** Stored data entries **
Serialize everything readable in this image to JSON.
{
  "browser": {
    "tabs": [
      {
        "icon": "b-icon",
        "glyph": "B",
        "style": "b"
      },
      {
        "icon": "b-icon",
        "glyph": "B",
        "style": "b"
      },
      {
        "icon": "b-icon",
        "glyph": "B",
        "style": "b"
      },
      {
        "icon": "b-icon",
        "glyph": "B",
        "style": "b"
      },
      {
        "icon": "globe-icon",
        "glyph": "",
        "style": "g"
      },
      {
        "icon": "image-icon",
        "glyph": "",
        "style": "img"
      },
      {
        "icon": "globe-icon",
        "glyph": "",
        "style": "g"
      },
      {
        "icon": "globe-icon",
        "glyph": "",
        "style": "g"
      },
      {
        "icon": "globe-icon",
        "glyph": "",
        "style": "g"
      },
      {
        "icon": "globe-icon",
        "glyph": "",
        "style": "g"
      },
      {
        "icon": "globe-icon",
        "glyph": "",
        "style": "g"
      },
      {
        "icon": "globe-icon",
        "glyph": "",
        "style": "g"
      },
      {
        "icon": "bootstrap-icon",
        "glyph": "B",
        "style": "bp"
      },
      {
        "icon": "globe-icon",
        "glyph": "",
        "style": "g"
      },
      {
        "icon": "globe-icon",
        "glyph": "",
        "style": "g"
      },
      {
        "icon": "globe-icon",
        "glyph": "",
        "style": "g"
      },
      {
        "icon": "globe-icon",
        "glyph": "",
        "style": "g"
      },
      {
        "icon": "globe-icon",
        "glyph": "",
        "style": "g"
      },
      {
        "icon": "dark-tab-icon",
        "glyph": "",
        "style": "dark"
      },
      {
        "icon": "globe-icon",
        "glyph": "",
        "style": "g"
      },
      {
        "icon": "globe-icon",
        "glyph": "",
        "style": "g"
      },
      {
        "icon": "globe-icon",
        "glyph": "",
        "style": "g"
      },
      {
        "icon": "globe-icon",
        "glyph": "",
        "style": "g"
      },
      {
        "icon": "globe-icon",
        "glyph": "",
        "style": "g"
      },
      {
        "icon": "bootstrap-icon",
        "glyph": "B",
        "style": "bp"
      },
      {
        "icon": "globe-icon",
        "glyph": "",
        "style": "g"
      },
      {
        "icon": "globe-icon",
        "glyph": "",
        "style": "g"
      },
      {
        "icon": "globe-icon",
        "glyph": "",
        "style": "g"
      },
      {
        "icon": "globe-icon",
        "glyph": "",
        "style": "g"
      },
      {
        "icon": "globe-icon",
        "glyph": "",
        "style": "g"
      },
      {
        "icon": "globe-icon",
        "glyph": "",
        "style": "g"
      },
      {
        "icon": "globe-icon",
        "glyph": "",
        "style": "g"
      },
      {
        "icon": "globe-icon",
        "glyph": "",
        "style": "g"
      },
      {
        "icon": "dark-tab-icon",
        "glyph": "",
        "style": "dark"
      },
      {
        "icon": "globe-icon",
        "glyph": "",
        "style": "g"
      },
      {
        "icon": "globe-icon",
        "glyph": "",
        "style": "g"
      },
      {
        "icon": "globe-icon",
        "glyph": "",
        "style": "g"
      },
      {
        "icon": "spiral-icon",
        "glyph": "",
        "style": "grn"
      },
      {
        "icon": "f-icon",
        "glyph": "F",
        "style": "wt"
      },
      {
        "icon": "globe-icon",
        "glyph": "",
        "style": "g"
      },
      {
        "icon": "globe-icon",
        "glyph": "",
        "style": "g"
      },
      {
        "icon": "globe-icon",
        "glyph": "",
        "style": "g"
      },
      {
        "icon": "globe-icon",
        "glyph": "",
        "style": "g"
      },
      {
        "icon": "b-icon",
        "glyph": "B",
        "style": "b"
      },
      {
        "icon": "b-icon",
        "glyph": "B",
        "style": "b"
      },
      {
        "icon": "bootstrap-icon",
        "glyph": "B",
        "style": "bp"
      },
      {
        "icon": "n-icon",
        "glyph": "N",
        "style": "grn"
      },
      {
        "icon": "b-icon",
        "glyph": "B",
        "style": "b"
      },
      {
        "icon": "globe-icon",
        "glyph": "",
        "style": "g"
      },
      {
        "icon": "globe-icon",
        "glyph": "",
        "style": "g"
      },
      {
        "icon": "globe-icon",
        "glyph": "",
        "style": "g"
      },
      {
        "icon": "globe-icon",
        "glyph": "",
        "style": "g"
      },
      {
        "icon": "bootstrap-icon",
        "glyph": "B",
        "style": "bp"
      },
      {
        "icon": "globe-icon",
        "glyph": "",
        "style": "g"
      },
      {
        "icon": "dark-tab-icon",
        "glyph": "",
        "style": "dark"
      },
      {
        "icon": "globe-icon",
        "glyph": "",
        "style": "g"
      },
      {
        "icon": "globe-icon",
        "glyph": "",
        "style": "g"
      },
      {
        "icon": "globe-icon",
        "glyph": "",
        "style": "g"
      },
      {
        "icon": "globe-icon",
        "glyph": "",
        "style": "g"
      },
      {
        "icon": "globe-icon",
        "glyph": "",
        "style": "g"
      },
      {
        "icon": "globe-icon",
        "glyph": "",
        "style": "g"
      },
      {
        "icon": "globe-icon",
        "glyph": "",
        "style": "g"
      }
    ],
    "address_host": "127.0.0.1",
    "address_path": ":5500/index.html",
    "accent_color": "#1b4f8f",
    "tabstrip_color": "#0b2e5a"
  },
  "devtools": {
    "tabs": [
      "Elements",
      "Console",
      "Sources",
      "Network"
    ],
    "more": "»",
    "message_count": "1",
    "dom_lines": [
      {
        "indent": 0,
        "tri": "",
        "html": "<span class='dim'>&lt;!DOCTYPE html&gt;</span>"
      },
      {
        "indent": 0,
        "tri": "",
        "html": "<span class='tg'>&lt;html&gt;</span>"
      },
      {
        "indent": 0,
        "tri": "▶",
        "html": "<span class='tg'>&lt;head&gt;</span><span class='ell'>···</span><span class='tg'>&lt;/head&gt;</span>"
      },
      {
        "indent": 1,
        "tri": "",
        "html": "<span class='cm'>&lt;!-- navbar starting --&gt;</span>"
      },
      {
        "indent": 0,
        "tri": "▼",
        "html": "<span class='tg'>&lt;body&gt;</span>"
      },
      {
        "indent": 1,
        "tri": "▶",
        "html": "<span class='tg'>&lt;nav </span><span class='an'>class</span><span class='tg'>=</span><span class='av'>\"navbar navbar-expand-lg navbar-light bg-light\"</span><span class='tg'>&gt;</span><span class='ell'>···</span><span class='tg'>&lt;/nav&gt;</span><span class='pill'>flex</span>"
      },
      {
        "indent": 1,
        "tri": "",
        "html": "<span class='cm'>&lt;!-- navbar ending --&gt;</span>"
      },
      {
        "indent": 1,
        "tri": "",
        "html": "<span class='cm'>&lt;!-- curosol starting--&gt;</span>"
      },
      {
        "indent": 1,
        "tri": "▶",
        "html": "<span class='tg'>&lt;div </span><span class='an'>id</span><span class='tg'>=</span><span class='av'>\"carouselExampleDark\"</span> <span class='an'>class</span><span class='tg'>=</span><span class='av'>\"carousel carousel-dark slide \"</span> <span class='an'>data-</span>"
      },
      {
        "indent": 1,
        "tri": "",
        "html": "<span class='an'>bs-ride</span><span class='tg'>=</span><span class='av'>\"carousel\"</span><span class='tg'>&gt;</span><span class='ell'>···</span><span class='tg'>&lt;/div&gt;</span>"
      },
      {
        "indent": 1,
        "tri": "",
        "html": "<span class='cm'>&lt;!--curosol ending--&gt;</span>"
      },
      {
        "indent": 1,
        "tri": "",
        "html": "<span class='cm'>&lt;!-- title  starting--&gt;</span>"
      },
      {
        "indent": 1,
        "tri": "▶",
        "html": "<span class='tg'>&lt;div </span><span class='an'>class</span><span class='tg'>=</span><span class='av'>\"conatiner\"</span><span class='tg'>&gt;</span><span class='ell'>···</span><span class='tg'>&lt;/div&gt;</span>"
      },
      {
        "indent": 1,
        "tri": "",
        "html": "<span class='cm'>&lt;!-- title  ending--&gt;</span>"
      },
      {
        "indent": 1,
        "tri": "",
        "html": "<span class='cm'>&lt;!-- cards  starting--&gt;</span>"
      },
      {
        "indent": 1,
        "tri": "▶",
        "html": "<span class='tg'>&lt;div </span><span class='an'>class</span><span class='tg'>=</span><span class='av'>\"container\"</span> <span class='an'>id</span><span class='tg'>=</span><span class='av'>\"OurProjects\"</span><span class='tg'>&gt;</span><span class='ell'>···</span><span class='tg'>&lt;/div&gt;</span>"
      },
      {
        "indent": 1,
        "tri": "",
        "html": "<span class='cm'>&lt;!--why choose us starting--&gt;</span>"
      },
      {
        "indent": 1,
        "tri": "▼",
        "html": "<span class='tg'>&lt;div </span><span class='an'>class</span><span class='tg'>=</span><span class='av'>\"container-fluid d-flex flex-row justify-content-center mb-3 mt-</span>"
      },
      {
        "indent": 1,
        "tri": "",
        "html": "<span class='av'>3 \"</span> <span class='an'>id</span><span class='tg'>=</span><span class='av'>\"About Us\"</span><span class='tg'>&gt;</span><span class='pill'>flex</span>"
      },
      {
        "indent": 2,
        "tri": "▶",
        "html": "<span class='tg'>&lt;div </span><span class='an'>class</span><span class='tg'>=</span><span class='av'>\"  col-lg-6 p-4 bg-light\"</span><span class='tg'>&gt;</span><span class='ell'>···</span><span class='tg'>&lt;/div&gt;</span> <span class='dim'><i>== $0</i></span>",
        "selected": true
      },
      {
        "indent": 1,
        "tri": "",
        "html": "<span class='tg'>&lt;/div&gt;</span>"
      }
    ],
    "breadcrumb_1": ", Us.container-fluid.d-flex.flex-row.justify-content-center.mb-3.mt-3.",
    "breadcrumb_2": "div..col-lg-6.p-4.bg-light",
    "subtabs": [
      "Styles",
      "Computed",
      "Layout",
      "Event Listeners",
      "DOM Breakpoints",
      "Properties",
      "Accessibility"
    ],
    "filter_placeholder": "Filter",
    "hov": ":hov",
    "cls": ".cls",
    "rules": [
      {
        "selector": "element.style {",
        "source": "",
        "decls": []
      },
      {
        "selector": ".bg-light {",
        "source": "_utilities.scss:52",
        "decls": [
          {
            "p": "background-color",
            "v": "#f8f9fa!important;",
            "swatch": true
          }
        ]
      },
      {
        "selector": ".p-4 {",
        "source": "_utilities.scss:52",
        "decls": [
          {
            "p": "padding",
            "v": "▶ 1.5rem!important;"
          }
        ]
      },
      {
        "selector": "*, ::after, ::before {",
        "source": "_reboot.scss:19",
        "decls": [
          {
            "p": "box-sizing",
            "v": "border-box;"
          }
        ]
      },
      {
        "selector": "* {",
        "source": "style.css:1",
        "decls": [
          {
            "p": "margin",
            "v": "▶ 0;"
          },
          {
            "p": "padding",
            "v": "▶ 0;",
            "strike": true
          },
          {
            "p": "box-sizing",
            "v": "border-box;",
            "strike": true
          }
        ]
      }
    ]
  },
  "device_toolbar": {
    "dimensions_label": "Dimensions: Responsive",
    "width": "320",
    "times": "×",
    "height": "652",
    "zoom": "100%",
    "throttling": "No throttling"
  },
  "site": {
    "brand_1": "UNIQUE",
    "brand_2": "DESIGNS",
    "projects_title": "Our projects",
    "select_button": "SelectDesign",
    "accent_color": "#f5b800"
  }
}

** Challenge **
Find how many lines in the listing contain the word "selector" and give that count alone.

** Exercise result **
5